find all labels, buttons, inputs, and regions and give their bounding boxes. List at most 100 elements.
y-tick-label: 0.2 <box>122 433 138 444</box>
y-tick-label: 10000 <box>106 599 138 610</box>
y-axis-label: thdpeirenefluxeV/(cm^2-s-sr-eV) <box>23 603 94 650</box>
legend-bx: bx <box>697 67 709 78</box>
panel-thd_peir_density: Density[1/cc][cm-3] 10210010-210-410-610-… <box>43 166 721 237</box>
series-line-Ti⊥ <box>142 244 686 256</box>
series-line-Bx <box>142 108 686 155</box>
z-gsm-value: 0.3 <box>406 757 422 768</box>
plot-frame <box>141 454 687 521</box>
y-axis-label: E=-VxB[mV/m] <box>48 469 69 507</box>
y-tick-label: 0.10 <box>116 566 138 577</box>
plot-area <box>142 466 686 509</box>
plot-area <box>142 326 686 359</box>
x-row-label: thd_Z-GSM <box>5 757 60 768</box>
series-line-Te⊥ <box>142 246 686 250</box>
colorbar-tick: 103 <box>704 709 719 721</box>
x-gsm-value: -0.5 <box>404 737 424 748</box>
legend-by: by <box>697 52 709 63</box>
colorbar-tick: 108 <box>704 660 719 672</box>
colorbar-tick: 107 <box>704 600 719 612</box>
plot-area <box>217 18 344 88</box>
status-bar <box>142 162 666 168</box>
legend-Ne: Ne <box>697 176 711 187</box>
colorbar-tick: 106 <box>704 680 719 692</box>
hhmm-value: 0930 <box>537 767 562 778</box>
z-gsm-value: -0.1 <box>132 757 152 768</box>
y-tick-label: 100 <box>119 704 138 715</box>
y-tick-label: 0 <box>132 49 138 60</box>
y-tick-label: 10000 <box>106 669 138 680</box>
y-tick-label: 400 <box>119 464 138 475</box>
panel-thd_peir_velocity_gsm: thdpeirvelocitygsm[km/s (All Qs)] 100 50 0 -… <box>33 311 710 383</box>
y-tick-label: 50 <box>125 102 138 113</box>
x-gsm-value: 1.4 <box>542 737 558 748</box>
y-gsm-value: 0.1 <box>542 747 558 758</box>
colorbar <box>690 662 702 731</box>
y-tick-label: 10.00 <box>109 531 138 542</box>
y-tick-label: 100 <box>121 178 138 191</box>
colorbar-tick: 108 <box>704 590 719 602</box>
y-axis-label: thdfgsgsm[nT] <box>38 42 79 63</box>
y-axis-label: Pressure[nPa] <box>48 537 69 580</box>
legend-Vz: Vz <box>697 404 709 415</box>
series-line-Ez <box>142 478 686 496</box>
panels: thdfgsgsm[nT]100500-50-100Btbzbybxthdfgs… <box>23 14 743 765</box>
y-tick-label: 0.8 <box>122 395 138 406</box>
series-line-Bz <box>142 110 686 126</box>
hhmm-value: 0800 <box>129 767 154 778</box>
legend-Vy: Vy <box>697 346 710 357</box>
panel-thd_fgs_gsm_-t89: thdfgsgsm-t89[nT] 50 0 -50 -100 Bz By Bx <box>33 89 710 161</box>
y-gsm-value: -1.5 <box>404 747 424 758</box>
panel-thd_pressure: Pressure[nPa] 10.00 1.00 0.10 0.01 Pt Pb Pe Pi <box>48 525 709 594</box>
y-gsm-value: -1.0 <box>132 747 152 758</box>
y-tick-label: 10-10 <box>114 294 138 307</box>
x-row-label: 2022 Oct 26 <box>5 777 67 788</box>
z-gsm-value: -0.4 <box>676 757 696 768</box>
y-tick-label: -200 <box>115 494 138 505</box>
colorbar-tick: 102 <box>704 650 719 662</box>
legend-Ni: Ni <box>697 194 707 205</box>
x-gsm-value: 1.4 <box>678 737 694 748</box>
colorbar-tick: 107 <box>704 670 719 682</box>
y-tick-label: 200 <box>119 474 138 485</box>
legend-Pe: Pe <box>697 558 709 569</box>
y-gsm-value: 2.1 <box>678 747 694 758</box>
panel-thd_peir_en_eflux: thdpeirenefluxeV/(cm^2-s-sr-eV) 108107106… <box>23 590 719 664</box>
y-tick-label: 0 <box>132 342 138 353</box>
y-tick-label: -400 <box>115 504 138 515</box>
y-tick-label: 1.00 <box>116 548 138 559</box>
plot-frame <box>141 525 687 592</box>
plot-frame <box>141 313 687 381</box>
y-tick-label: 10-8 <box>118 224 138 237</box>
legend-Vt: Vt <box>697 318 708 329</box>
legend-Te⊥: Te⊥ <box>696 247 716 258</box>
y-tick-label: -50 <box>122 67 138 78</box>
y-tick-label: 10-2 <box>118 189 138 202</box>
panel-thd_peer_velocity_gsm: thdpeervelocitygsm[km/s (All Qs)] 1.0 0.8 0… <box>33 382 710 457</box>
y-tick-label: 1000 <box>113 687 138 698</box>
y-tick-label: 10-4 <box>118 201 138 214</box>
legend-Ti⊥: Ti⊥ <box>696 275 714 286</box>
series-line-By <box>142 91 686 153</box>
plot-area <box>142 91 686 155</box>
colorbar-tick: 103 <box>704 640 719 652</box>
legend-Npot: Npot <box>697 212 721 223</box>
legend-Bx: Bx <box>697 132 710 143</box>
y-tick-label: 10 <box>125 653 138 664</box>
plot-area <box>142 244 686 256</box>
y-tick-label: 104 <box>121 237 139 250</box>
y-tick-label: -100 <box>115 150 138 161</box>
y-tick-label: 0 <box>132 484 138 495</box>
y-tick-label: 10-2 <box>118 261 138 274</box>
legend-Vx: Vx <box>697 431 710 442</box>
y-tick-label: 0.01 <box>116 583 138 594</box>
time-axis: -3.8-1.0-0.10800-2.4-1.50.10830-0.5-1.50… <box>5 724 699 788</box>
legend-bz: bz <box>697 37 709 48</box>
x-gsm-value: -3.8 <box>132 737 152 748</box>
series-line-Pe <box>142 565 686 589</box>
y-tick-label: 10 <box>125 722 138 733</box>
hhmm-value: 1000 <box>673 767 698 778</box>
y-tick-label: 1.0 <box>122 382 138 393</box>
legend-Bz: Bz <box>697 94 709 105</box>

> Exercise instructions
Reproduce every one of the lines above, character for character, with nothing added or left out.

> Solution to this exercise
find all labels, buttons, inputs, and regions and give their bounding boxes. List at most 100 elements.
y-tick-label: 0.2 <box>122 433 138 444</box>
y-tick-label: 10000 <box>106 599 138 610</box>
y-axis-label: thdpeirenefluxeV/(cm^2-s-sr-eV) <box>23 603 94 650</box>
legend-bx: bx <box>697 67 709 78</box>
panel-thd_peir_density: Density[1/cc][cm-3] 10210010-210-410-610-… <box>43 166 721 237</box>
series-line-Ti⊥ <box>142 244 686 256</box>
series-line-Bx <box>142 108 686 155</box>
z-gsm-value: 0.3 <box>406 757 422 768</box>
plot-frame <box>141 454 687 521</box>
y-axis-label: E=-VxB[mV/m] <box>48 469 69 507</box>
y-tick-label: 0.10 <box>116 566 138 577</box>
plot-area <box>142 466 686 509</box>
plot-area <box>142 326 686 359</box>
x-row-label: thd_Z-GSM <box>5 757 60 768</box>
series-line-Te⊥ <box>142 246 686 250</box>
colorbar-tick: 103 <box>704 709 719 721</box>
x-gsm-value: -0.5 <box>404 737 424 748</box>
legend-by: by <box>697 52 709 63</box>
colorbar-tick: 108 <box>704 660 719 672</box>
colorbar-tick: 107 <box>704 600 719 612</box>
plot-area <box>217 18 344 88</box>
status-bar <box>142 162 666 168</box>
legend-Ne: Ne <box>697 176 711 187</box>
colorbar-tick: 106 <box>704 680 719 692</box>
hhmm-value: 0930 <box>537 767 562 778</box>
z-gsm-value: -0.1 <box>132 757 152 768</box>
y-tick-label: 100 <box>119 704 138 715</box>
y-tick-label: 0 <box>132 49 138 60</box>
y-tick-label: 10000 <box>106 669 138 680</box>
y-tick-label: 400 <box>119 464 138 475</box>
panel-thd_peir_velocity_gsm: thdpeirvelocitygsm[km/s (All Qs)] 100 50 0 -… <box>33 311 710 383</box>
y-tick-label: 50 <box>125 102 138 113</box>
x-gsm-value: 1.4 <box>542 737 558 748</box>
y-gsm-value: 0.1 <box>542 747 558 758</box>
colorbar <box>690 662 702 731</box>
y-tick-label: 10.00 <box>109 531 138 542</box>
y-tick-label: 100 <box>121 178 138 191</box>
colorbar-tick: 108 <box>704 590 719 602</box>
y-axis-label: thdfgsgsm[nT] <box>38 42 79 63</box>
y-axis-label: Pressure[nPa] <box>48 537 69 580</box>
legend-Vz: Vz <box>697 404 709 415</box>
series-line-Ez <box>142 478 686 496</box>
panels: thdfgsgsm[nT]100500-50-100Btbzbybxthdfgs… <box>23 14 743 765</box>
y-tick-label: 0.8 <box>122 395 138 406</box>
series-line-Bz <box>142 110 686 126</box>
hhmm-value: 0800 <box>129 767 154 778</box>
legend-Vy: Vy <box>697 346 710 357</box>
panel-thd_fgs_gsm_-t89: thdfgsgsm-t89[nT] 50 0 -50 -100 Bz By Bx <box>33 89 710 161</box>
y-gsm-value: -1.5 <box>404 747 424 758</box>
panel-thd_pressure: Pressure[nPa] 10.00 1.00 0.10 0.01 Pt Pb Pe Pi <box>48 525 709 594</box>
y-gsm-value: -1.0 <box>132 747 152 758</box>
y-tick-label: 10-10 <box>114 294 138 307</box>
x-row-label: 2022 Oct 26 <box>5 777 67 788</box>
z-gsm-value: -0.4 <box>676 757 696 768</box>
y-tick-label: -200 <box>115 494 138 505</box>
colorbar-tick: 102 <box>704 650 719 662</box>
legend-Ni: Ni <box>697 194 707 205</box>
x-gsm-value: 1.4 <box>678 737 694 748</box>
colorbar-tick: 107 <box>704 670 719 682</box>
y-tick-label: 200 <box>119 474 138 485</box>
legend-Pe: Pe <box>697 558 709 569</box>
y-gsm-value: 2.1 <box>678 747 694 758</box>
panel-thd_peir_en_eflux: thdpeirenefluxeV/(cm^2-s-sr-eV) 108107106… <box>23 590 719 664</box>
y-tick-label: 0 <box>132 342 138 353</box>
y-tick-label: -400 <box>115 504 138 515</box>
y-tick-label: 1.00 <box>116 548 138 559</box>
plot-frame <box>141 525 687 592</box>
plot-frame <box>141 313 687 381</box>
y-tick-label: 10-8 <box>118 224 138 237</box>
legend-Vt: Vt <box>697 318 708 329</box>
legend-Te⊥: Te⊥ <box>696 247 716 258</box>
y-tick-label: -50 <box>122 67 138 78</box>
y-tick-label: 10-2 <box>118 189 138 202</box>
panel-thd_peer_velocity_gsm: thdpeervelocitygsm[km/s (All Qs)] 1.0 0.8 0… <box>33 382 710 457</box>
y-tick-label: 1000 <box>113 687 138 698</box>
y-tick-label: 10-4 <box>118 201 138 214</box>
legend-Ti⊥: Ti⊥ <box>696 275 714 286</box>
series-line-By <box>142 91 686 153</box>
plot-area <box>142 91 686 155</box>
colorbar-tick: 103 <box>704 640 719 652</box>
legend-Npot: Npot <box>697 212 721 223</box>
legend-Bx: Bx <box>697 132 710 143</box>
y-tick-label: 10 <box>125 653 138 664</box>
plot-area <box>142 244 686 256</box>
y-tick-label: 104 <box>121 237 139 250</box>
y-tick-label: -100 <box>115 150 138 161</box>
y-tick-label: 0 <box>132 484 138 495</box>
y-tick-label: 10-2 <box>118 261 138 274</box>
legend-Vx: Vx <box>697 431 710 442</box>
y-tick-label: 0.01 <box>116 583 138 594</box>
time-axis: -3.8-1.0-0.10800-2.4-1.50.10830-0.5-1.50… <box>5 724 699 788</box>
legend-bz: bz <box>697 37 709 48</box>
x-gsm-value: -3.8 <box>132 737 152 748</box>
series-line-Pe <box>142 565 686 589</box>
y-tick-label: 10 <box>125 722 138 733</box>
hhmm-value: 1000 <box>673 767 698 778</box>
y-tick-label: 1.0 <box>122 382 138 393</box>
legend-Bz: Bz <box>697 94 709 105</box>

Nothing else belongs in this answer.